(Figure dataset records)
==============================
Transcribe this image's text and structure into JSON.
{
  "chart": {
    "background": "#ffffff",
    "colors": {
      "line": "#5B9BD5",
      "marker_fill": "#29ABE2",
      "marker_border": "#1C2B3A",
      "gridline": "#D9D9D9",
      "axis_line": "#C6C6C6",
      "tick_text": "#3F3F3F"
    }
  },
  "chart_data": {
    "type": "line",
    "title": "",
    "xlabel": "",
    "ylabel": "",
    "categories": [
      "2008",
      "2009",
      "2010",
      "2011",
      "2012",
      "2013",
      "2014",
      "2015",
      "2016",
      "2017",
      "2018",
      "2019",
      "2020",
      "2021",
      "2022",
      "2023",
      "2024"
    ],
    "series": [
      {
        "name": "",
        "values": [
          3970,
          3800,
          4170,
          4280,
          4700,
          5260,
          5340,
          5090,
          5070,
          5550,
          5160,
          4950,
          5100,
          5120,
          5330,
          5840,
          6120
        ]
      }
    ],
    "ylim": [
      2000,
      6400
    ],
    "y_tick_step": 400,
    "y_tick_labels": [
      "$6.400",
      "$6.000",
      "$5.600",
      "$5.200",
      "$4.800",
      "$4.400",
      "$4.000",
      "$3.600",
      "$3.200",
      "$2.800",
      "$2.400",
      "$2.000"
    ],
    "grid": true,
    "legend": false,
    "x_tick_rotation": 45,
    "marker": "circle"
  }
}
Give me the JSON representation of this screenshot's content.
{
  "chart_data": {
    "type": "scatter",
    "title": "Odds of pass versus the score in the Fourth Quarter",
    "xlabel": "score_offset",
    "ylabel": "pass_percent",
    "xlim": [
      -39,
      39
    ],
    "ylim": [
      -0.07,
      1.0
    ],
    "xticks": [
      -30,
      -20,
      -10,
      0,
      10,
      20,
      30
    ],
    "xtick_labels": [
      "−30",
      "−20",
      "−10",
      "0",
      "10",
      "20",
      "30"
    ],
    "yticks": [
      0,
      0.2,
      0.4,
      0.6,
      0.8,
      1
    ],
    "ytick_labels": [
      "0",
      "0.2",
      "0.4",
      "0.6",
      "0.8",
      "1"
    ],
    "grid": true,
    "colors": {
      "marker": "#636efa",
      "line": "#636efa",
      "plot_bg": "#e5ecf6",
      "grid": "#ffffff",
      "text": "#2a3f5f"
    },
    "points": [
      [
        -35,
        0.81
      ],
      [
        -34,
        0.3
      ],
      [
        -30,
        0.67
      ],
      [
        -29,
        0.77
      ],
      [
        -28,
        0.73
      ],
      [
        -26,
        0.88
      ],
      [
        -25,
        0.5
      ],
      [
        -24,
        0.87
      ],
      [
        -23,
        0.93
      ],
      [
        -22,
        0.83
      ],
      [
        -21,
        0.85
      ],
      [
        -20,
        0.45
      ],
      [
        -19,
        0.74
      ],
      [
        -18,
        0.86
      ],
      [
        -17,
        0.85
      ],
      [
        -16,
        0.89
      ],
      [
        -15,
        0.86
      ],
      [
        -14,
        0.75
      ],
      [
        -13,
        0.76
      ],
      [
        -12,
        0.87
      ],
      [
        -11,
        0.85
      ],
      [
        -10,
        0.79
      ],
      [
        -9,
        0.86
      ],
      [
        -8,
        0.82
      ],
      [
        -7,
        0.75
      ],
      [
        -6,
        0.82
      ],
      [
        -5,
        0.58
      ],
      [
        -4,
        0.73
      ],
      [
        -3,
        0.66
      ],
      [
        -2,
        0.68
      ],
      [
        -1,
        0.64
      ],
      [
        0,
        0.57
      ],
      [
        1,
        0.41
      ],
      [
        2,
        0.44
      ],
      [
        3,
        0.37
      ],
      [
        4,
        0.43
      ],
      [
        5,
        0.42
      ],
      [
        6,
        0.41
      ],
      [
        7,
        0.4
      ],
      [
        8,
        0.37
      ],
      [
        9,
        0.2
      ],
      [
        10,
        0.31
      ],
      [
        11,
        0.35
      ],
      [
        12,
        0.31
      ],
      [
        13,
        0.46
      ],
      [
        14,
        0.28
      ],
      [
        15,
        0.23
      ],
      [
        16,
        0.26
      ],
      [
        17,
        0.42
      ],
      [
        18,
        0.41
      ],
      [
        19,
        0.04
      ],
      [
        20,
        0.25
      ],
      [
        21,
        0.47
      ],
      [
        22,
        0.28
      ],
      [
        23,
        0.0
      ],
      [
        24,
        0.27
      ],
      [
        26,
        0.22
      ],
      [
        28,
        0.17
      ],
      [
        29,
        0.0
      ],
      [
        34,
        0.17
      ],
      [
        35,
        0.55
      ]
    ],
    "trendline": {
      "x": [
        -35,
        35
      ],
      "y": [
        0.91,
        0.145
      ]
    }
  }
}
==============================
*The request*.
The records above should all be quoted exactly, please.

*Worked answer*.
Transcribe this image's text and structure into JSON.
{
  "chart": {
    "background": "#ffffff",
    "colors": {
      "line": "#5B9BD5",
      "marker_fill": "#29ABE2",
      "marker_border": "#1C2B3A",
      "gridline": "#D9D9D9",
      "axis_line": "#C6C6C6",
      "tick_text": "#3F3F3F"
    }
  },
  "chart_data": {
    "type": "line",
    "title": "",
    "xlabel": "",
    "ylabel": "",
    "categories": [
      "2008",
      "2009",
      "2010",
      "2011",
      "2012",
      "2013",
      "2014",
      "2015",
      "2016",
      "2017",
      "2018",
      "2019",
      "2020",
      "2021",
      "2022",
      "2023",
      "2024"
    ],
    "series": [
      {
        "name": "",
        "values": [
          3970,
          3800,
          4170,
          4280,
          4700,
          5260,
          5340,
          5090,
          5070,
          5550,
          5160,
          4950,
          5100,
          5120,
          5330,
          5840,
          6120
        ]
      }
    ],
    "ylim": [
      2000,
      6400
    ],
    "y_tick_step": 400,
    "y_tick_labels": [
      "$6.400",
      "$6.000",
      "$5.600",
      "$5.200",
      "$4.800",
      "$4.400",
      "$4.000",
      "$3.600",
      "$3.200",
      "$2.800",
      "$2.400",
      "$2.000"
    ],
    "grid": true,
    "legend": false,
    "x_tick_rotation": 45,
    "marker": "circle"
  }
}
Give me the JSON representation of this screenshot's content.
{
  "chart_data": {
    "type": "scatter",
    "title": "Odds of pass versus the score in the Fourth Quarter",
    "xlabel": "score_offset",
    "ylabel": "pass_percent",
    "xlim": [
      -39,
      39
    ],
    "ylim": [
      -0.07,
      1.0
    ],
    "xticks": [
      -30,
      -20,
      -10,
      0,
      10,
      20,
      30
    ],
    "xtick_labels": [
      "−30",
      "−20",
      "−10",
      "0",
      "10",
      "20",
      "30"
    ],
    "yticks": [
      0,
      0.2,
      0.4,
      0.6,
      0.8,
      1
    ],
    "ytick_labels": [
      "0",
      "0.2",
      "0.4",
      "0.6",
      "0.8",
      "1"
    ],
    "grid": true,
    "colors": {
      "marker": "#636efa",
      "line": "#636efa",
      "plot_bg": "#e5ecf6",
      "grid": "#ffffff",
      "text": "#2a3f5f"
    },
    "points": [
      [
        -35,
        0.81
      ],
      [
        -34,
        0.3
      ],
      [
        -30,
        0.67
      ],
      [
        -29,
        0.77
      ],
      [
        -28,
        0.73
      ],
      [
        -26,
        0.88
      ],
      [
        -25,
        0.5
      ],
      [
        -24,
        0.87
      ],
      [
        -23,
        0.93
      ],
      [
        -22,
        0.83
      ],
      [
        -21,
        0.85
      ],
      [
        -20,
        0.45
      ],
      [
        -19,
        0.74
      ],
      [
        -18,
        0.86
      ],
      [
        -17,
        0.85
      ],
      [
        -16,
        0.89
      ],
      [
        -15,
        0.86
      ],
      [
        -14,
        0.75
      ],
      [
        -13,
        0.76
      ],
      [
        -12,
        0.87
      ],
      [
        -11,
        0.85
      ],
      [
        -10,
        0.79
      ],
      [
        -9,
        0.86
      ],
      [
        -8,
        0.82
      ],
      [
        -7,
        0.75
      ],
      [
        -6,
        0.82
      ],
      [
        -5,
        0.58
      ],
      [
        -4,
        0.73
      ],
      [
        -3,
        0.66
      ],
      [
        -2,
        0.68
      ],
      [
        -1,
        0.64
      ],
      [
        0,
        0.57
      ],
      [
        1,
        0.41
      ],
      [
        2,
        0.44
      ],
      [
        3,
        0.37
      ],
      [
        4,
        0.43
      ],
      [
        5,
        0.42
      ],
      [
        6,
        0.41
      ],
      [
        7,
        0.4
      ],
      [
        8,
        0.37
      ],
      [
        9,
        0.2
      ],
      [
        10,
        0.31
      ],
      [
        11,
        0.35
      ],
      [
        12,
        0.31
      ],
      [
        13,
        0.46
      ],
      [
        14,
        0.28
      ],
      [
        15,
        0.23
      ],
      [
        16,
        0.26
      ],
      [
        17,
        0.42
      ],
      [
        18,
        0.41
      ],
      [
        19,
        0.04
      ],
      [
        20,
        0.25
      ],
      [
        21,
        0.47
      ],
      [
        22,
        0.28
      ],
      [
        23,
        0.0
      ],
      [
        24,
        0.27
      ],
      [
        26,
        0.22
      ],
      [
        28,
        0.17
      ],
      [
        29,
        0.0
      ],
      [
        34,
        0.17
      ],
      [
        35,
        0.55
      ]
    ],
    "trendline": {
      "x": [
        -35,
        35
      ],
      "y": [
        0.91,
        0.145
      ]
    }
  }
}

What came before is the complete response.